▸ **BRIEF**
Write out the whole listing again, exactly as given.

▸ **ENTRIES SUPPLIED**
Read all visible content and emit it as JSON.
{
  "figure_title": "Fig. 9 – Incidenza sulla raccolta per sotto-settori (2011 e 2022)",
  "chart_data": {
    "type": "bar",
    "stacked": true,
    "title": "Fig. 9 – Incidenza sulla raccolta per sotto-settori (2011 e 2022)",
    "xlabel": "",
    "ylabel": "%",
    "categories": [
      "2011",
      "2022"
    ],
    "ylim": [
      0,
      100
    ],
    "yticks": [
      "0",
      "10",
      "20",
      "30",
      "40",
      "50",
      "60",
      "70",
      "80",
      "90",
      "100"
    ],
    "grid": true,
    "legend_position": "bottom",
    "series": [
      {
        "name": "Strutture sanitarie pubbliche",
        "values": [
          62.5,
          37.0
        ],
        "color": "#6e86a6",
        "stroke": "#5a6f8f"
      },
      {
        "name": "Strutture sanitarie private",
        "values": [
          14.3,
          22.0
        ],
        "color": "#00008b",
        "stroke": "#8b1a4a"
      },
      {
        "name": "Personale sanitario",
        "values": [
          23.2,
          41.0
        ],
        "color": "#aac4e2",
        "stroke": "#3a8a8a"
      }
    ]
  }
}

▸ **RESPONSE TO THE TASK**
Read all visible content and emit it as JSON.
{
  "figure_title": "Fig. 9 – Incidenza sulla raccolta per sotto-settori (2011 e 2022)",
  "chart_data": {
    "type": "bar",
    "stacked": true,
    "title": "Fig. 9 – Incidenza sulla raccolta per sotto-settori (2011 e 2022)",
    "xlabel": "",
    "ylabel": "%",
    "categories": [
      "2011",
      "2022"
    ],
    "ylim": [
      0,
      100
    ],
    "yticks": [
      "0",
      "10",
      "20",
      "30",
      "40",
      "50",
      "60",
      "70",
      "80",
      "90",
      "100"
    ],
    "grid": true,
    "legend_position": "bottom",
    "series": [
      {
        "name": "Strutture sanitarie pubbliche",
        "values": [
          62.5,
          37.0
        ],
        "color": "#6e86a6",
        "stroke": "#5a6f8f"
      },
      {
        "name": "Strutture sanitarie private",
        "values": [
          14.3,
          22.0
        ],
        "color": "#00008b",
        "stroke": "#8b1a4a"
      },
      {
        "name": "Personale sanitario",
        "values": [
          23.2,
          41.0
        ],
        "color": "#aac4e2",
        "stroke": "#3a8a8a"
      }
    ]
  }
}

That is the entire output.